= SOURCE DATA =
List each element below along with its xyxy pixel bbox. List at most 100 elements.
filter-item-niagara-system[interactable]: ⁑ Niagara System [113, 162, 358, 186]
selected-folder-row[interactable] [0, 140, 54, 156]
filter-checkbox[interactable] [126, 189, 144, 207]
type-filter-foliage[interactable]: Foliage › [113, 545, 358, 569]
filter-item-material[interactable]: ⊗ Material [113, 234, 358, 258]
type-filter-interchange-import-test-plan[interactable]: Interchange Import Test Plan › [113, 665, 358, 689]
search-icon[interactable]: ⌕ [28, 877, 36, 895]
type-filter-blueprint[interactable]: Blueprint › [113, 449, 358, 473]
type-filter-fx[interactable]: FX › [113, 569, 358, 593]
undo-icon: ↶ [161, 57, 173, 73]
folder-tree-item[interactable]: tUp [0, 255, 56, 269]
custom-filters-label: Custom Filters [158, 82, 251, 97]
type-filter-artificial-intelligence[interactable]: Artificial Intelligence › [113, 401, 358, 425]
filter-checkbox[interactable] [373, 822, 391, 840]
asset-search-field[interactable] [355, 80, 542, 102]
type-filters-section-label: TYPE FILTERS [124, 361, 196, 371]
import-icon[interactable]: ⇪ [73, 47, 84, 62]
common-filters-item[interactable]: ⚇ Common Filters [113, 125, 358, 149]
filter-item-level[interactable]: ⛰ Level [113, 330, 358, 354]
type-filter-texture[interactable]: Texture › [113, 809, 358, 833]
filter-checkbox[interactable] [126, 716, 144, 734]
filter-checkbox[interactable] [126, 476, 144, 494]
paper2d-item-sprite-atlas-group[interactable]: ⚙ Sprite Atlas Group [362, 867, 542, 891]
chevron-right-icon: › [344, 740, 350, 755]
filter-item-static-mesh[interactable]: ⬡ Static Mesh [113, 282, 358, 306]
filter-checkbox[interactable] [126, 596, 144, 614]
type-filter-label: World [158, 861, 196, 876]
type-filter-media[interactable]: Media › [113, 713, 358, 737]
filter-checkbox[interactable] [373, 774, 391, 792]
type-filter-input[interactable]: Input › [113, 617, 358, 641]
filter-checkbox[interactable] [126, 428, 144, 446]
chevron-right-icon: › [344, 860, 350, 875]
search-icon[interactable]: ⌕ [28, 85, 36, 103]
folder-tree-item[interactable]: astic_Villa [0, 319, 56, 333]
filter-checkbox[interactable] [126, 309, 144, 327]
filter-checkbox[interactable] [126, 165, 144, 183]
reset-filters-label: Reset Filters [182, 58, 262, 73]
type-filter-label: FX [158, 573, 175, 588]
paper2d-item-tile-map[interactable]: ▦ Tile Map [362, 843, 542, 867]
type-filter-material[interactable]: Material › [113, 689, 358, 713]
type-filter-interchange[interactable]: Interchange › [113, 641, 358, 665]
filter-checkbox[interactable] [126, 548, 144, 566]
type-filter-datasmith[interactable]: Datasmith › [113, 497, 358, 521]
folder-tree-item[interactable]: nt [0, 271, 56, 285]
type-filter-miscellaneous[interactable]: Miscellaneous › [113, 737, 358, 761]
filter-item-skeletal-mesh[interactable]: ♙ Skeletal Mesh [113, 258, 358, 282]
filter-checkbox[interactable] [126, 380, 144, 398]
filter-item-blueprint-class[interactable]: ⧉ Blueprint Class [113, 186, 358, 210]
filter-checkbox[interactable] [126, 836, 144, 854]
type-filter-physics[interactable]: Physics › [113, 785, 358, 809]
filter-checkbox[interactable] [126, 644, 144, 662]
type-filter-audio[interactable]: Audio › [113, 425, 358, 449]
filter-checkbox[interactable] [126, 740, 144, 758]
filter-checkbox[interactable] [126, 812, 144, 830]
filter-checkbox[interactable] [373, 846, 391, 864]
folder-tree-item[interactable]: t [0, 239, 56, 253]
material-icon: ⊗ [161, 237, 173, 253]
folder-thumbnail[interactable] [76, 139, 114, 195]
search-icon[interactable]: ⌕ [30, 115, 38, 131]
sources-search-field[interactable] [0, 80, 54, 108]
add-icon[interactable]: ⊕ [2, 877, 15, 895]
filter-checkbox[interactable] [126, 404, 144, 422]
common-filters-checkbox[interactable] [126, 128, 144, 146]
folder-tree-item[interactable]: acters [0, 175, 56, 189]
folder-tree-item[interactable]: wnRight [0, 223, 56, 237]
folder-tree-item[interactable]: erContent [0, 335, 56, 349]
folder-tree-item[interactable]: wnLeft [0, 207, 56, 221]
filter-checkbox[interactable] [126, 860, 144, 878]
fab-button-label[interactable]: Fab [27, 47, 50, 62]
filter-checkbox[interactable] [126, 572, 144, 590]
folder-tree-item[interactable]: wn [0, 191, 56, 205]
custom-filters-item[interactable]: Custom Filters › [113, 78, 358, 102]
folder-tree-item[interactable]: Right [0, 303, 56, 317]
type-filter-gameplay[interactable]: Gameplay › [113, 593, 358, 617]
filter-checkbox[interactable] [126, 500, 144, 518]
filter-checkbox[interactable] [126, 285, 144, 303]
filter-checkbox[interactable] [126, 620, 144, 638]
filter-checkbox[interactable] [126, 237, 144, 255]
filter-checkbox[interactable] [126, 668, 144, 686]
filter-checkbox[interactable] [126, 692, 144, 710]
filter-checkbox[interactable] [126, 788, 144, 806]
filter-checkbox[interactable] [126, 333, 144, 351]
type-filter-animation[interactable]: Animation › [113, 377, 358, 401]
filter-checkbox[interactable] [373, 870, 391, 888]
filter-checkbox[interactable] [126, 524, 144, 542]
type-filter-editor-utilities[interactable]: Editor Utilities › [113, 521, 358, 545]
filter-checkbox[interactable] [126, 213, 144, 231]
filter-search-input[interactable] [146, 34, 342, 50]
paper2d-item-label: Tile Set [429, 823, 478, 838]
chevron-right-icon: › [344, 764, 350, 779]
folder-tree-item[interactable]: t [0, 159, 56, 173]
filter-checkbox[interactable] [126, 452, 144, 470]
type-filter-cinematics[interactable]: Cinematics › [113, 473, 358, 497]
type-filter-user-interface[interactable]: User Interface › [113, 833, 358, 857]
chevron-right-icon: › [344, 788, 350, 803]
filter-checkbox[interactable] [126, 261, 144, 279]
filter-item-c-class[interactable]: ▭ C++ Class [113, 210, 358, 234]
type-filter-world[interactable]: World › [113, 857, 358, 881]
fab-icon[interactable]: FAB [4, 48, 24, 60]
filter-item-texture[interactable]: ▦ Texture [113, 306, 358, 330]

= PROBLEM DETAILS =
Could you give all these items again with each "filter-checkbox" switched to "toggle-checkbox" and nothing else changed?

= RESULT FOR THIS EXERCISE =
List each element below along with its xyxy pixel bbox. List at most 100 elements.
filter-item-niagara-system[interactable]: ⁑ Niagara System [113, 162, 358, 186]
selected-folder-row[interactable] [0, 140, 54, 156]
toggle-checkbox[interactable] [126, 189, 144, 207]
type-filter-foliage[interactable]: Foliage › [113, 545, 358, 569]
filter-item-material[interactable]: ⊗ Material [113, 234, 358, 258]
type-filter-interchange-import-test-plan[interactable]: Interchange Import Test Plan › [113, 665, 358, 689]
search-icon[interactable]: ⌕ [28, 877, 36, 895]
type-filter-blueprint[interactable]: Blueprint › [113, 449, 358, 473]
type-filter-fx[interactable]: FX › [113, 569, 358, 593]
undo-icon: ↶ [161, 57, 173, 73]
folder-tree-item[interactable]: tUp [0, 255, 56, 269]
custom-filters-label: Custom Filters [158, 82, 251, 97]
type-filter-artificial-intelligence[interactable]: Artificial Intelligence › [113, 401, 358, 425]
toggle-checkbox[interactable] [373, 822, 391, 840]
asset-search-field[interactable] [355, 80, 542, 102]
type-filters-section-label: TYPE FILTERS [124, 361, 196, 371]
import-icon[interactable]: ⇪ [73, 47, 84, 62]
common-filters-item[interactable]: ⚇ Common Filters [113, 125, 358, 149]
filter-item-level[interactable]: ⛰ Level [113, 330, 358, 354]
type-filter-texture[interactable]: Texture › [113, 809, 358, 833]
toggle-checkbox[interactable] [126, 716, 144, 734]
toggle-checkbox[interactable] [126, 476, 144, 494]
paper2d-item-sprite-atlas-group[interactable]: ⚙ Sprite Atlas Group [362, 867, 542, 891]
chevron-right-icon: › [344, 740, 350, 755]
filter-item-static-mesh[interactable]: ⬡ Static Mesh [113, 282, 358, 306]
toggle-checkbox[interactable] [126, 596, 144, 614]
type-filter-label: World [158, 861, 196, 876]
type-filter-media[interactable]: Media › [113, 713, 358, 737]
toggle-checkbox[interactable] [373, 774, 391, 792]
type-filter-input[interactable]: Input › [113, 617, 358, 641]
toggle-checkbox[interactable] [126, 428, 144, 446]
chevron-right-icon: › [344, 860, 350, 875]
search-icon[interactable]: ⌕ [28, 85, 36, 103]
folder-tree-item[interactable]: astic_Villa [0, 319, 56, 333]
toggle-checkbox[interactable] [126, 309, 144, 327]
toggle-checkbox[interactable] [126, 165, 144, 183]
reset-filters-label: Reset Filters [182, 58, 262, 73]
type-filter-label: FX [158, 573, 175, 588]
paper2d-item-tile-map[interactable]: ▦ Tile Map [362, 843, 542, 867]
type-filter-material[interactable]: Material › [113, 689, 358, 713]
type-filter-interchange[interactable]: Interchange › [113, 641, 358, 665]
toggle-checkbox[interactable] [126, 548, 144, 566]
type-filter-datasmith[interactable]: Datasmith › [113, 497, 358, 521]
folder-tree-item[interactable]: nt [0, 271, 56, 285]
type-filter-miscellaneous[interactable]: Miscellaneous › [113, 737, 358, 761]
filter-item-skeletal-mesh[interactable]: ♙ Skeletal Mesh [113, 258, 358, 282]
toggle-checkbox[interactable] [126, 380, 144, 398]
filter-item-blueprint-class[interactable]: ⧉ Blueprint Class [113, 186, 358, 210]
toggle-checkbox[interactable] [126, 836, 144, 854]
type-filter-physics[interactable]: Physics › [113, 785, 358, 809]
toggle-checkbox[interactable] [126, 644, 144, 662]
type-filter-audio[interactable]: Audio › [113, 425, 358, 449]
toggle-checkbox[interactable] [126, 740, 144, 758]
toggle-checkbox[interactable] [126, 812, 144, 830]
toggle-checkbox[interactable] [373, 846, 391, 864]
folder-tree-item[interactable]: t [0, 239, 56, 253]
material-icon: ⊗ [161, 237, 173, 253]
folder-thumbnail[interactable] [76, 139, 114, 195]
search-icon[interactable]: ⌕ [30, 115, 38, 131]
sources-search-field[interactable] [0, 80, 54, 108]
add-icon[interactable]: ⊕ [2, 877, 15, 895]
toggle-checkbox[interactable] [126, 404, 144, 422]
common-filters-checkbox[interactable] [126, 128, 144, 146]
folder-tree-item[interactable]: acters [0, 175, 56, 189]
folder-tree-item[interactable]: wnRight [0, 223, 56, 237]
folder-tree-item[interactable]: erContent [0, 335, 56, 349]
folder-tree-item[interactable]: wnLeft [0, 207, 56, 221]
toggle-checkbox[interactable] [126, 860, 144, 878]
fab-button-label[interactable]: Fab [27, 47, 50, 62]
toggle-checkbox[interactable] [126, 572, 144, 590]
folder-tree-item[interactable]: wn [0, 191, 56, 205]
custom-filters-item[interactable]: Custom Filters › [113, 78, 358, 102]
folder-tree-item[interactable]: Right [0, 303, 56, 317]
type-filter-gameplay[interactable]: Gameplay › [113, 593, 358, 617]
toggle-checkbox[interactable] [126, 500, 144, 518]
toggle-checkbox[interactable] [126, 285, 144, 303]
toggle-checkbox[interactable] [126, 620, 144, 638]
toggle-checkbox[interactable] [126, 237, 144, 255]
toggle-checkbox[interactable] [126, 668, 144, 686]
toggle-checkbox[interactable] [126, 692, 144, 710]
toggle-checkbox[interactable] [126, 788, 144, 806]
toggle-checkbox[interactable] [126, 333, 144, 351]
type-filter-animation[interactable]: Animation › [113, 377, 358, 401]
toggle-checkbox[interactable] [373, 870, 391, 888]
toggle-checkbox[interactable] [126, 524, 144, 542]
type-filter-editor-utilities[interactable]: Editor Utilities › [113, 521, 358, 545]
toggle-checkbox[interactable] [126, 213, 144, 231]
filter-search-input[interactable] [146, 34, 342, 50]
paper2d-item-label: Tile Set [429, 823, 478, 838]
chevron-right-icon: › [344, 764, 350, 779]
folder-tree-item[interactable]: t [0, 159, 56, 173]
toggle-checkbox[interactable] [126, 452, 144, 470]
type-filter-cinematics[interactable]: Cinematics › [113, 473, 358, 497]
type-filter-user-interface[interactable]: User Interface › [113, 833, 358, 857]
chevron-right-icon: › [344, 788, 350, 803]
toggle-checkbox[interactable] [126, 261, 144, 279]
filter-item-c-class[interactable]: ▭ C++ Class [113, 210, 358, 234]
type-filter-world[interactable]: World › [113, 857, 358, 881]
fab-icon[interactable]: FAB [4, 48, 24, 60]
filter-item-texture[interactable]: ▦ Texture [113, 306, 358, 330]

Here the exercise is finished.